## Text
Australian cricketer and coach (born 1969)

Darren Shane Berry (born 10 December 1969) is an Australian cricket coach and former cricketer who was known for his sharp skills as a wicketkeeper, first with South Australia and then Victoria in the Sheffield Shield and ING Cup domestic competitions. He led the Redbacks to the first premiership win in 2010 of the BBL.

Berry was the head coach of the South Australia cricket team for 5 years (including the Adelaide Strikers in the BBL Tournament).

Between 2017 and 2019, Berry served as assistant coach to the late Dean Jones for Islamabad United in the Pakistan Super League.

==Cricket career==

Making his first-class debut for South Australia in the 1989–90 season, Berry moved back to his native Victoria to play with the Bushrangers in the 1990–91 season, and enjoyed a large degree of success. One of the high points of his career came in the 1997 Ashes tour, when he was selected to replace the injured Adam Gilchrist as the team's second-string wicketkeeper. Unfortunately, Berry did not represent Australia in a Test match on that tour.

In 2003–04, Berry ended his career on a high, captaining Victoria to a Pura Cup title against Queensland, although he was suspended for a short time during the season when he was late to a training session after accidentally setting his alarm to the wrong time.

## Material provided

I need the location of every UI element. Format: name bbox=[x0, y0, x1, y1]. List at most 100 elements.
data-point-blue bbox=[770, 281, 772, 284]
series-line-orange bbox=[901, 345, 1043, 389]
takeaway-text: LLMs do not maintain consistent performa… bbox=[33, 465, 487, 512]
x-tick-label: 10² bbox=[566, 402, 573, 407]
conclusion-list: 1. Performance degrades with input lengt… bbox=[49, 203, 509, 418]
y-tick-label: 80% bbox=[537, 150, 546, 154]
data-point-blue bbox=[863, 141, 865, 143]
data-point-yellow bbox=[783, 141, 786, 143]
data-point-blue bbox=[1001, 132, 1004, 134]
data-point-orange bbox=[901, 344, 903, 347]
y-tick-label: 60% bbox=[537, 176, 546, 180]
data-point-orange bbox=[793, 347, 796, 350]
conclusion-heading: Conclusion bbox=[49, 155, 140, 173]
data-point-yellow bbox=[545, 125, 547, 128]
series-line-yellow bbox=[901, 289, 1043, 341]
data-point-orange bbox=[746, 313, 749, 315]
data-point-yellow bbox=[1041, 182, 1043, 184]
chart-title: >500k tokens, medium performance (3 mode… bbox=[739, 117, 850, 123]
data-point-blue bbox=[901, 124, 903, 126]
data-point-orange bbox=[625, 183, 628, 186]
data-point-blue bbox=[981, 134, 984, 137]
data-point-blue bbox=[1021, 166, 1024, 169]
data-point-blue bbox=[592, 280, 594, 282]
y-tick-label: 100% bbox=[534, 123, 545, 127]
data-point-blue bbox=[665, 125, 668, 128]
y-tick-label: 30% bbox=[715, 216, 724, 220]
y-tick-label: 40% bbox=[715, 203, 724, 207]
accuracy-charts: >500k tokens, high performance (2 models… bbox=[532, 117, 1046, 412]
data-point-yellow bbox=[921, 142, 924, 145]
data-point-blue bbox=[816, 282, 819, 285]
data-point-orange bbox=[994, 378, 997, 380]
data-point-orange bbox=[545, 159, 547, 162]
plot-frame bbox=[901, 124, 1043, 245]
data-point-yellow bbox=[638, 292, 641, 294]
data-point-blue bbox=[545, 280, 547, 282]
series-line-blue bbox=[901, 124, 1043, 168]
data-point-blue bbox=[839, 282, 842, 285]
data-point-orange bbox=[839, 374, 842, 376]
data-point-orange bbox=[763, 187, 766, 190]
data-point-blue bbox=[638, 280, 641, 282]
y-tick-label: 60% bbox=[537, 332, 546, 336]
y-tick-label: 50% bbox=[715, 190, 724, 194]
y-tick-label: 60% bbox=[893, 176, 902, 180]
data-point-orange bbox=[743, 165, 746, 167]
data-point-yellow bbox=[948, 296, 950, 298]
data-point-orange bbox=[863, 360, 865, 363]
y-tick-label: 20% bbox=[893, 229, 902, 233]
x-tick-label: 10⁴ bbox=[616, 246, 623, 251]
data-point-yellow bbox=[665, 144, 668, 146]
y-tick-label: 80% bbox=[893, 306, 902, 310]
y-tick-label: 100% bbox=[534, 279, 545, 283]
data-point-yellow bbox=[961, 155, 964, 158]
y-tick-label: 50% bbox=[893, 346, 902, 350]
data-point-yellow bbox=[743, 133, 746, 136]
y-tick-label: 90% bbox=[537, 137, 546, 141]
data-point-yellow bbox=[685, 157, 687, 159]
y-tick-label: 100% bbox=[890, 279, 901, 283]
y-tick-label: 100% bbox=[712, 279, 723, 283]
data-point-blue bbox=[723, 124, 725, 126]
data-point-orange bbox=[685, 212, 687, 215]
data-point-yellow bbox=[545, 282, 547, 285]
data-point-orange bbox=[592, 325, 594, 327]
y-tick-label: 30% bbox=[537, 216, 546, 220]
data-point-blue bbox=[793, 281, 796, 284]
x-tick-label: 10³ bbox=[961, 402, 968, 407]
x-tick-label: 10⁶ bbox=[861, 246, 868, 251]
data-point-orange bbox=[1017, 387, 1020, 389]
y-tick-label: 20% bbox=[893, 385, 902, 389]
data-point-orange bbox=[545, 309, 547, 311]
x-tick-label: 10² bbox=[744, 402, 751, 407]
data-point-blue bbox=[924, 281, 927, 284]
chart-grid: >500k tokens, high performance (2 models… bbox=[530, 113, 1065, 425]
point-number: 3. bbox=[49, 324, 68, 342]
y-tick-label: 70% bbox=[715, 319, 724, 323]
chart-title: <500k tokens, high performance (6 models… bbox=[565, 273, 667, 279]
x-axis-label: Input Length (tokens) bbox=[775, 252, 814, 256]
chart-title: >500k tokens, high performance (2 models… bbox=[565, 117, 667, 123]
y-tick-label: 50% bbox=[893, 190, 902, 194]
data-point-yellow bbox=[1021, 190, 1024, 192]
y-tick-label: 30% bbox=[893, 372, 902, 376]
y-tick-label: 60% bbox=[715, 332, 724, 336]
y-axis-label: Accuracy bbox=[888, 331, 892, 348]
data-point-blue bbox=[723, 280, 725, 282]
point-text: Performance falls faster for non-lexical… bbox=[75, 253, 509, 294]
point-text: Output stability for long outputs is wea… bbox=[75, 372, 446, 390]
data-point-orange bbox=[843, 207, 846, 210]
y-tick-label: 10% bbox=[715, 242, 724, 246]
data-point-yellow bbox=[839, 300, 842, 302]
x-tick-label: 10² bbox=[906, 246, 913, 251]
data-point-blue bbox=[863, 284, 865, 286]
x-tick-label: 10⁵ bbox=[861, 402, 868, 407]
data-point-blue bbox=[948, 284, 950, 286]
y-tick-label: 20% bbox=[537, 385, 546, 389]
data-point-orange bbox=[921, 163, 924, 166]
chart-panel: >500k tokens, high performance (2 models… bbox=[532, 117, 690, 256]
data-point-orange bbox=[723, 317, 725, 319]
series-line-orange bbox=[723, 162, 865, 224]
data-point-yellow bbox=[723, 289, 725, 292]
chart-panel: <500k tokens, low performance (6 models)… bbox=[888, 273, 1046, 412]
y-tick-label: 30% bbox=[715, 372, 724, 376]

## Required tasks
- 1) Decide whether each statement agrees with the Darren Berry text. Answer yes or no, and quote the words from the text that settle it.
(a) Berry made his first-class debut for Victoria.
(b) Berry captained Victoria to a Pura Cup title in 2003–04.
(c) Berry played a Test match for Australia on the 1997 Ashes tour.
- 2) Write the next part of the Darren Berry text, starting after its final sentence.
The listing plays no part in the work on the Darren Berry text.

## Results for the exercise
- 1)
(a) No: "Making his first-class debut for South Australia in the 1989–90 season"
(b) Yes: "In 2003–04, Berry ended his career on a high, captaining Victoria to a Pura Cup title against Queensland"
(c) No: "Berry did not represent Australia in a Test match on that tour"

- 2)
In terms of pure keeping ability, Berry was rated extremely highly, particularly his ability "keeping up" both to leg-spinner Shane Warne and to medium (and even fast-medium) paced bowlers. Warne, his Victorian teammate, said that "Darren Berry up to the stumps has probably been the best keeper that I've ever seen in my time ... I really wish he did get the opportunity to show how good a keeper he was, with a baggy green cap playing for Australia." Berry has often talked about his leg-side stumping off the bowling of paceman Paul Reiffel as one of his best achievements.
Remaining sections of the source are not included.